### BRIEF
Every entry must be duplicated precisely as written.

### RECORDS FOR THIS EXERCISE
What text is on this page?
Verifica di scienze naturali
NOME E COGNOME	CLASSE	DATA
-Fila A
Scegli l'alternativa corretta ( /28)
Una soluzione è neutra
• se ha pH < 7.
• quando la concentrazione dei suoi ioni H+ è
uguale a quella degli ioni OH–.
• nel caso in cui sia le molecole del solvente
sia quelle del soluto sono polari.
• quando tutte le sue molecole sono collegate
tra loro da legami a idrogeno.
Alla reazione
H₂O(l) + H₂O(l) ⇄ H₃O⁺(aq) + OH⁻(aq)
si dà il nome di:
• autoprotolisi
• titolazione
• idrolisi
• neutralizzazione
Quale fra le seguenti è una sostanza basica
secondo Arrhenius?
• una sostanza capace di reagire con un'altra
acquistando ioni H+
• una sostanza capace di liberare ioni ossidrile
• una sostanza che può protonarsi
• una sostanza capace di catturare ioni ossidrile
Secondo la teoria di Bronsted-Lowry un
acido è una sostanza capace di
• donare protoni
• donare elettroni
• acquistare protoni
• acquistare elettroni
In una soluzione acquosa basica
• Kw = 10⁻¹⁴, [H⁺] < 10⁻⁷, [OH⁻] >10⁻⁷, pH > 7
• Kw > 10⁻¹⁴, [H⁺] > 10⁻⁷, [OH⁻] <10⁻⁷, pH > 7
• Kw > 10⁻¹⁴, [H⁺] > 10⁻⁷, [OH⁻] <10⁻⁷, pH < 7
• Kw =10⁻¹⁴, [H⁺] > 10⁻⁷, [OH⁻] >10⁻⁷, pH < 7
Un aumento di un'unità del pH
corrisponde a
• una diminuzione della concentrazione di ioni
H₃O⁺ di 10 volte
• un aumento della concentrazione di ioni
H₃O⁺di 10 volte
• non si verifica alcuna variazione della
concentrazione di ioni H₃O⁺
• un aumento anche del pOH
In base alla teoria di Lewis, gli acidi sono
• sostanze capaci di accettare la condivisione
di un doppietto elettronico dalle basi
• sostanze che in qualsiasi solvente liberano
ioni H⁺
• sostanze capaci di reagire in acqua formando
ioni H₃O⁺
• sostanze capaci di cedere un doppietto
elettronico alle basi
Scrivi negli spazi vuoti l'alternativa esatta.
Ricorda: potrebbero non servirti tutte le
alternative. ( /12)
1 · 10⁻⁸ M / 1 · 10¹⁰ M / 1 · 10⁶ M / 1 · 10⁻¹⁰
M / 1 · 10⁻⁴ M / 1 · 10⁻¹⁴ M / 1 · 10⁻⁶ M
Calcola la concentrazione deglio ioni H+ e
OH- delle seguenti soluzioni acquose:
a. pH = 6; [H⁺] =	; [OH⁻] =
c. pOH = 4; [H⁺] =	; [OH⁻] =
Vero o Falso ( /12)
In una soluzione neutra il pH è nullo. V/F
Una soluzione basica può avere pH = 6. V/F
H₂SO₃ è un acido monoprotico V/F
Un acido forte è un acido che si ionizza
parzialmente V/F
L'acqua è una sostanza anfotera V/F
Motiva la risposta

### ANSWER TO THIS EXERCISE
What text is on this page?
Verifica di scienze naturali
NOME E COGNOME	CLASSE	DATA
-Fila A
Scegli l'alternativa corretta ( /28)
Una soluzione è neutra
• se ha pH < 7.
• quando la concentrazione dei suoi ioni H+ è
uguale a quella degli ioni OH–.
• nel caso in cui sia le molecole del solvente
sia quelle del soluto sono polari.
• quando tutte le sue molecole sono collegate
tra loro da legami a idrogeno.
Alla reazione
H₂O(l) + H₂O(l) ⇄ H₃O⁺(aq) + OH⁻(aq)
si dà il nome di:
• autoprotolisi
• titolazione
• idrolisi
• neutralizzazione
Quale fra le seguenti è una sostanza basica
secondo Arrhenius?
• una sostanza capace di reagire con un'altra
acquistando ioni H+
• una sostanza capace di liberare ioni ossidrile
• una sostanza che può protonarsi
• una sostanza capace di catturare ioni ossidrile
Secondo la teoria di Bronsted-Lowry un
acido è una sostanza capace di
• donare protoni
• donare elettroni
• acquistare protoni
• acquistare elettroni
In una soluzione acquosa basica
• Kw = 10⁻¹⁴, [H⁺] < 10⁻⁷, [OH⁻] >10⁻⁷, pH > 7
• Kw > 10⁻¹⁴, [H⁺] > 10⁻⁷, [OH⁻] <10⁻⁷, pH > 7
• Kw > 10⁻¹⁴, [H⁺] > 10⁻⁷, [OH⁻] <10⁻⁷, pH < 7
• Kw =10⁻¹⁴, [H⁺] > 10⁻⁷, [OH⁻] >10⁻⁷, pH < 7
Un aumento di un'unità del pH
corrisponde a
• una diminuzione della concentrazione di ioni
H₃O⁺ di 10 volte
• un aumento della concentrazione di ioni
H₃O⁺di 10 volte
• non si verifica alcuna variazione della
concentrazione di ioni H₃O⁺
• un aumento anche del pOH
In base alla teoria di Lewis, gli acidi sono
• sostanze capaci di accettare la condivisione
di un doppietto elettronico dalle basi
• sostanze che in qualsiasi solvente liberano
ioni H⁺
• sostanze capaci di reagire in acqua formando
ioni H₃O⁺
• sostanze capaci di cedere un doppietto
elettronico alle basi
Scrivi negli spazi vuoti l'alternativa esatta.
Ricorda: potrebbero non servirti tutte le
alternative. ( /12)
1 · 10⁻⁸ M / 1 · 10¹⁰ M / 1 · 10⁶ M / 1 · 10⁻¹⁰
M / 1 · 10⁻⁴ M / 1 · 10⁻¹⁴ M / 1 · 10⁻⁶ M
Calcola la concentrazione deglio ioni H+ e
OH- delle seguenti soluzioni acquose:
a. pH = 6; [H⁺] =	; [OH⁻] =
c. pOH = 4; [H⁺] =	; [OH⁻] =
Vero o Falso ( /12)
In una soluzione neutra il pH è nullo. V/F
Una soluzione basica può avere pH = 6. V/F
H₂SO₃ è un acido monoprotico V/F
Un acido forte è un acido che si ionizza
parzialmente V/F
L'acqua è una sostanza anfotera V/F
Motiva la risposta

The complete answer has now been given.